Provide nothing beyond the count of lines that include the string "true".

○ ○ ○ ○

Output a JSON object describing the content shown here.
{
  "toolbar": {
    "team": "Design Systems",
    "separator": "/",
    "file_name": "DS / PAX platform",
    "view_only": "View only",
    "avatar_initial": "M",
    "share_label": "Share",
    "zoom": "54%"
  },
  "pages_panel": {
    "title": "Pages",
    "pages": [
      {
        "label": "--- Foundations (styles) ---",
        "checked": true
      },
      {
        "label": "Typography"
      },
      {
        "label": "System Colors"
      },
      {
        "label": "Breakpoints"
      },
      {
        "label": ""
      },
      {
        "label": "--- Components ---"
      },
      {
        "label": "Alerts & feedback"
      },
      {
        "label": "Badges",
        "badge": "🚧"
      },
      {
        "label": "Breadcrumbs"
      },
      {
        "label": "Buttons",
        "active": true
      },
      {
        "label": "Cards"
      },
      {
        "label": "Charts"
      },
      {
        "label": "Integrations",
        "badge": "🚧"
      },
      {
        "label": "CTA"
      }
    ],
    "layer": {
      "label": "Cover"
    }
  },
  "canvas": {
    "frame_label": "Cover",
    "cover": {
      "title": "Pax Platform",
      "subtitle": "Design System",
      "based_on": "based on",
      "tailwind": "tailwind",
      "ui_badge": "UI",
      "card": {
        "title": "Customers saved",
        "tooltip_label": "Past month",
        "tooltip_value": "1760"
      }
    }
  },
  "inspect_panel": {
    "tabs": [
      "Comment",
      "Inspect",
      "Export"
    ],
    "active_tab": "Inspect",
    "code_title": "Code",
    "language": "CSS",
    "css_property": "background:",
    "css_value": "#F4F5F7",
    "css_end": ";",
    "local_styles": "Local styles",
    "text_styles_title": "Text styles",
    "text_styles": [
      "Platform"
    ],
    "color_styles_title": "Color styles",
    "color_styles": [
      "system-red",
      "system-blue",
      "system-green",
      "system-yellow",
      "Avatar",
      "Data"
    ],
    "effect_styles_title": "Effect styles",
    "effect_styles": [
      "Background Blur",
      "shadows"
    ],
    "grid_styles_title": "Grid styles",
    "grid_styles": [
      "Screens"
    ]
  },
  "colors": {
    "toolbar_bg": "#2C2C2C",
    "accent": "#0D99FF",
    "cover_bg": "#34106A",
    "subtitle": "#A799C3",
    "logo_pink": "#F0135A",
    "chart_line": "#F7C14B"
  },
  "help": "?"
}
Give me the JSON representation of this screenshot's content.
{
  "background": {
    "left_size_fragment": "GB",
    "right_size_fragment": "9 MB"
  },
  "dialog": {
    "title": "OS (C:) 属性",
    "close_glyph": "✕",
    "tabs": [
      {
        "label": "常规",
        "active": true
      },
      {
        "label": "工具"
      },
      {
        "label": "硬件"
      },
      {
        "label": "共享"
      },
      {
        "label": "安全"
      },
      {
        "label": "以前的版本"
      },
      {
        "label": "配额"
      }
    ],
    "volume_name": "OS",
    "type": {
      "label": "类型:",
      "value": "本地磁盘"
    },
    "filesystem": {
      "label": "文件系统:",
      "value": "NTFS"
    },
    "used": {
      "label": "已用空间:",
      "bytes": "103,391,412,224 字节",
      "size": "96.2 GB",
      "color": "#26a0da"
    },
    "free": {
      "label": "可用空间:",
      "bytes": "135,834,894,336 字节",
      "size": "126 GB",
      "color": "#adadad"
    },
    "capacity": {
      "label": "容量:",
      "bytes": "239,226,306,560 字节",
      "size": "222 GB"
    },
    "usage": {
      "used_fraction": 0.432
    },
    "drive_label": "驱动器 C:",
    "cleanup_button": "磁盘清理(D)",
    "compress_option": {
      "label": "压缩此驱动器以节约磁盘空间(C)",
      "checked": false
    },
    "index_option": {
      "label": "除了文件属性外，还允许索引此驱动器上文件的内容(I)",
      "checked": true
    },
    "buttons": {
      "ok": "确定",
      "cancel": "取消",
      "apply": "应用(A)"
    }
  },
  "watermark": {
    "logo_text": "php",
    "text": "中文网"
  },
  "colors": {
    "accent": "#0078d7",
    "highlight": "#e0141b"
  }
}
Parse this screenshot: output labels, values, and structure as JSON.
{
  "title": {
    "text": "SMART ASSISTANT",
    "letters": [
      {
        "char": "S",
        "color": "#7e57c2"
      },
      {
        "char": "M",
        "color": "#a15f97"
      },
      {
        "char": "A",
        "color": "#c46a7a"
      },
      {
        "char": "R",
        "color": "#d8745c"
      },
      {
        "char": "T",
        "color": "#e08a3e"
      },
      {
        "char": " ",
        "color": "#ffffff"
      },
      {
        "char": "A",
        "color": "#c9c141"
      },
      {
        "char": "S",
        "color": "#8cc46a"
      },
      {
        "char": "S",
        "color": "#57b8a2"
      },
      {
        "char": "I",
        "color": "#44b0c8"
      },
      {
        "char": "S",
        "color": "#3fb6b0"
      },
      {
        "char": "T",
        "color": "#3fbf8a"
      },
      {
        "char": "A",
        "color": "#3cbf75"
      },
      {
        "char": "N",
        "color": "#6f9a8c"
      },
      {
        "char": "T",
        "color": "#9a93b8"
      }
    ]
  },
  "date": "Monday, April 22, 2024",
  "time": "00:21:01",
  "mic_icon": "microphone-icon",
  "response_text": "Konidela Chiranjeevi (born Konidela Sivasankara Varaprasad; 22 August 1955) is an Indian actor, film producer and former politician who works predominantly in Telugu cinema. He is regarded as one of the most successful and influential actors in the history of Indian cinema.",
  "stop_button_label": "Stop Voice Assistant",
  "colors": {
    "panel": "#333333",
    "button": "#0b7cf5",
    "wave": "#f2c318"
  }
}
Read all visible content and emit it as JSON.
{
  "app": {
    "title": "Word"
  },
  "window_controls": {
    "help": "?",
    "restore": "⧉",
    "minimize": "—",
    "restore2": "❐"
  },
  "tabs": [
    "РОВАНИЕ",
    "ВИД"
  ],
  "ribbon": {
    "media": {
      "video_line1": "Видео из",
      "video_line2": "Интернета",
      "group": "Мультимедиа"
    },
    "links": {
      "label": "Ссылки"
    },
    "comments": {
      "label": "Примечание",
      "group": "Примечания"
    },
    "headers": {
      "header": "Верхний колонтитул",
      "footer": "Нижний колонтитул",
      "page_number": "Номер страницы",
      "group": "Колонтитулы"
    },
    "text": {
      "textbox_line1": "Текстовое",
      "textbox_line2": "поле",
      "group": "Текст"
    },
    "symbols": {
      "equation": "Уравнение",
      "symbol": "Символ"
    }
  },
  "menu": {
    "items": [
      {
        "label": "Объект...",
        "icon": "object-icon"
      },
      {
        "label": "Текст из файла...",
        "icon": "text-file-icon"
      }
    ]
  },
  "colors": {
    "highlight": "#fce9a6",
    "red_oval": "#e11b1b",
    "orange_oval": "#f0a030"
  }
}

○ ○ ○ ○

• **Written solution**: 4